Set exercise: Reproduce the data below without changing a single character, but leave the pictures out of your copy.
[BEGIN Supplied information]
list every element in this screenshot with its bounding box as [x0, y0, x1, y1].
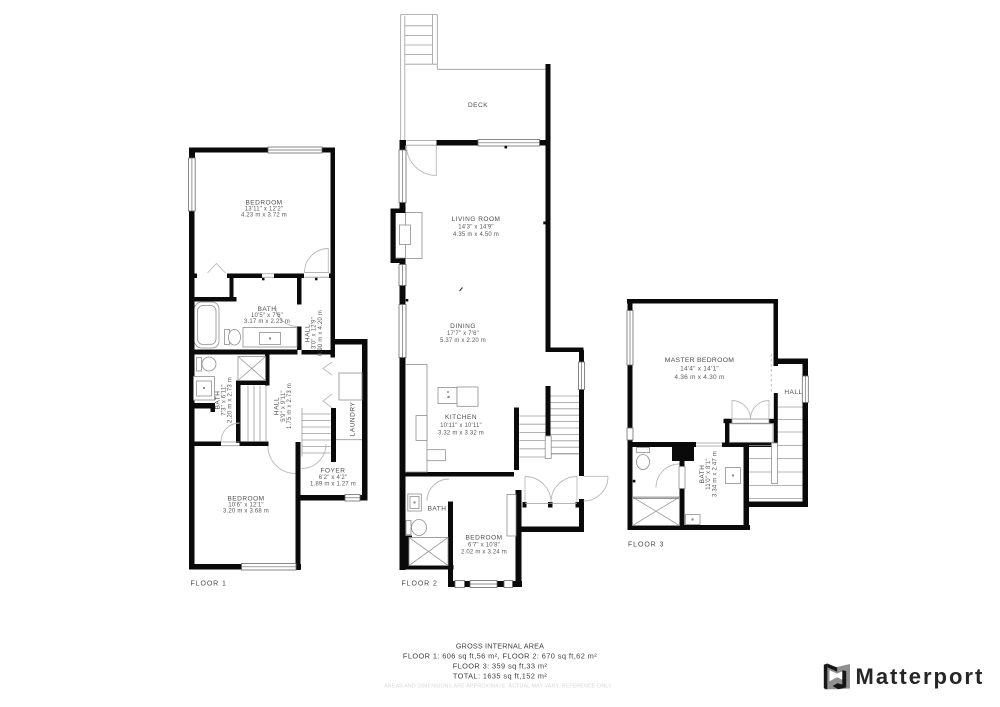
svg-text:LAUNDRY: LAUNDRY: [350, 402, 357, 437]
svg-text:BEDROOM: BEDROOM: [245, 200, 282, 207]
svg-text:4.36 m x 4.30 m: 4.36 m x 4.30 m: [674, 374, 725, 381]
svg-text:14'3" x 14'9": 14'3" x 14'9": [458, 225, 494, 231]
svg-text:5.37 m x 2.20 m: 5.37 m x 2.20 m: [440, 338, 486, 344]
svg-text:TOTAL: 1635 sq ft,152 m²: TOTAL: 1635 sq ft,152 m²: [453, 672, 547, 681]
svg-text:1.75 m x 2.73 m: 1.75 m x 2.73 m: [287, 383, 293, 429]
svg-text:FLOOR 1: FLOOR 1: [191, 581, 227, 588]
svg-text:3.32 m x 3.32 m: 3.32 m x 3.32 m: [438, 431, 484, 437]
svg-text:3.20 m x 3.68 m: 3.20 m x 3.68 m: [223, 509, 269, 515]
svg-text:LIVING ROOM: LIVING ROOM: [452, 216, 501, 223]
svg-text:HALL: HALL: [305, 324, 312, 342]
svg-text:BATH: BATH: [699, 465, 706, 484]
svg-text:3.34 m x 2.47 m: 3.34 m x 2.47 m: [712, 451, 718, 497]
svg-text:14'4" x 14'1": 14'4" x 14'1": [680, 366, 719, 373]
svg-text:11'0" x 8'1": 11'0" x 8'1": [706, 458, 712, 490]
svg-text:6'7" x 10'8": 6'7" x 10'8": [468, 543, 500, 549]
svg-text:FLOOR 2: FLOOR 2: [402, 581, 438, 588]
svg-text:AREAS AND DIMENSIONS ARE APPRO: AREAS AND DIMENSIONS ARE APPROXIMATE. AC…: [384, 684, 612, 690]
svg-text:4.23 m x 3.72 m: 4.23 m x 3.72 m: [241, 213, 287, 219]
svg-text:FLOOR 3: 359 sq ft,33 m²: FLOOR 3: 359 sq ft,33 m²: [453, 662, 548, 671]
svg-text:1.89 m x 1.27 m: 1.89 m x 1.27 m: [310, 482, 356, 488]
svg-text:DECK: DECK: [468, 102, 488, 109]
svg-text:FOYER: FOYER: [321, 468, 346, 475]
svg-text:2.20 m x 2.73 m: 2.20 m x 2.73 m: [227, 377, 233, 423]
svg-text:HALL: HALL: [784, 389, 802, 396]
svg-text:6'2" x 4'2": 6'2" x 4'2": [319, 475, 347, 481]
svg-text:BATH: BATH: [258, 306, 277, 313]
svg-text:BATH: BATH: [428, 506, 447, 513]
svg-text:17'7" x 7'6": 17'7" x 7'6": [447, 331, 479, 337]
svg-text:KITCHEN: KITCHEN: [445, 414, 477, 421]
svg-text:HALL: HALL: [274, 397, 281, 415]
svg-text:FLOOR 1: 606 sq ft,56 m², FLOO: FLOOR 1: 606 sq ft,56 m², FLOOR 2: 670 s…: [403, 652, 597, 661]
svg-text:BEDROOM: BEDROOM: [465, 535, 502, 542]
svg-text:MASTER BEDROOM: MASTER BEDROOM: [665, 357, 735, 364]
svg-text:Matterport: Matterport: [856, 664, 985, 689]
svg-text:5'9" x 9'11": 5'9" x 9'11": [281, 390, 287, 422]
svg-text:0.90 m x 4.20 m: 0.90 m x 4.20 m: [318, 310, 324, 356]
svg-text:4.35 m x 4.50 m: 4.35 m x 4.50 m: [453, 232, 499, 238]
svg-text:GROSS INTERNAL AREA: GROSS INTERNAL AREA: [456, 642, 544, 651]
svg-text:3.17 m x 2.23 m: 3.17 m x 2.23 m: [244, 319, 290, 325]
svg-text:2.02 m x 3.24 m: 2.02 m x 3.24 m: [461, 550, 507, 556]
svg-text:3'0" x 12'9": 3'0" x 12'9": [312, 317, 318, 349]
svg-text:BEDROOM: BEDROOM: [227, 496, 264, 503]
svg-text:DINING: DINING: [450, 323, 476, 330]
svg-text:FLOOR 3: FLOOR 3: [628, 542, 664, 549]
svg-text:10'11" x 10'11": 10'11" x 10'11": [440, 423, 482, 429]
[END Supplied information]
Exercise solution:
list every element in this screenshot with its bounding box as [x0, y0, x1, y1].
svg-text:LAUNDRY: LAUNDRY: [350, 402, 357, 437]
svg-text:BEDROOM: BEDROOM: [245, 200, 282, 207]
svg-text:4.36 m x 4.30 m: 4.36 m x 4.30 m: [674, 374, 725, 381]
svg-text:14'3" x 14'9": 14'3" x 14'9": [458, 225, 494, 231]
svg-text:5.37 m x 2.20 m: 5.37 m x 2.20 m: [440, 338, 486, 344]
svg-text:TOTAL: 1635 sq ft,152 m²: TOTAL: 1635 sq ft,152 m²: [453, 672, 547, 681]
svg-text:1.75 m x 2.73 m: 1.75 m x 2.73 m: [287, 383, 293, 429]
svg-text:FLOOR 1: FLOOR 1: [191, 581, 227, 588]
svg-text:3.32 m x 3.32 m: 3.32 m x 3.32 m: [438, 431, 484, 437]
svg-text:3.20 m x 3.68 m: 3.20 m x 3.68 m: [223, 509, 269, 515]
svg-text:LIVING ROOM: LIVING ROOM: [452, 216, 501, 223]
svg-text:HALL: HALL: [305, 324, 312, 342]
svg-text:BATH: BATH: [699, 465, 706, 484]
svg-text:3.34 m x 2.47 m: 3.34 m x 2.47 m: [712, 451, 718, 497]
svg-text:14'4" x 14'1": 14'4" x 14'1": [680, 366, 719, 373]
svg-text:11'0" x 8'1": 11'0" x 8'1": [706, 458, 712, 490]
svg-text:6'7" x 10'8": 6'7" x 10'8": [468, 543, 500, 549]
svg-text:FLOOR 2: FLOOR 2: [402, 581, 438, 588]
svg-text:AREAS AND DIMENSIONS ARE APPRO: AREAS AND DIMENSIONS ARE APPROXIMATE. AC…: [384, 684, 612, 690]
svg-text:4.23 m x 3.72 m: 4.23 m x 3.72 m: [241, 213, 287, 219]
svg-text:FLOOR 3: 359 sq ft,33 m²: FLOOR 3: 359 sq ft,33 m²: [453, 662, 548, 671]
svg-text:1.89 m x 1.27 m: 1.89 m x 1.27 m: [310, 482, 356, 488]
svg-text:DECK: DECK: [468, 102, 488, 109]
svg-text:FOYER: FOYER: [321, 468, 346, 475]
svg-text:2.20 m x 2.73 m: 2.20 m x 2.73 m: [227, 377, 233, 423]
svg-text:HALL: HALL: [784, 389, 802, 396]
svg-text:6'2" x 4'2": 6'2" x 4'2": [319, 475, 347, 481]
svg-text:BATH: BATH: [258, 306, 277, 313]
svg-text:BATH: BATH: [428, 506, 447, 513]
svg-text:17'7" x 7'6": 17'7" x 7'6": [447, 331, 479, 337]
svg-text:KITCHEN: KITCHEN: [445, 414, 477, 421]
svg-text:HALL: HALL: [274, 397, 281, 415]
svg-text:FLOOR 1: 606 sq ft,56 m², FLOO: FLOOR 1: 606 sq ft,56 m², FLOOR 2: 670 s…: [403, 652, 597, 661]
svg-text:BEDROOM: BEDROOM: [465, 535, 502, 542]
svg-text:MASTER BEDROOM: MASTER BEDROOM: [665, 357, 735, 364]
svg-text:Matterport: Matterport: [856, 664, 985, 689]
svg-text:5'9" x 9'11": 5'9" x 9'11": [281, 390, 287, 422]
svg-text:0.90 m x 4.20 m: 0.90 m x 4.20 m: [318, 310, 324, 356]
svg-text:4.35 m x 4.50 m: 4.35 m x 4.50 m: [453, 232, 499, 238]
svg-text:GROSS INTERNAL AREA: GROSS INTERNAL AREA: [456, 642, 544, 651]
svg-text:3.17 m x 2.23 m: 3.17 m x 2.23 m: [244, 319, 290, 325]
svg-text:2.02 m x 3.24 m: 2.02 m x 3.24 m: [461, 550, 507, 556]
svg-text:3'0" x 12'9": 3'0" x 12'9": [312, 317, 318, 349]
svg-text:BEDROOM: BEDROOM: [227, 496, 264, 503]
svg-text:DINING: DINING: [450, 323, 476, 330]
svg-text:FLOOR 3: FLOOR 3: [628, 542, 664, 549]
svg-text:10'11" x 10'11": 10'11" x 10'11": [440, 423, 482, 429]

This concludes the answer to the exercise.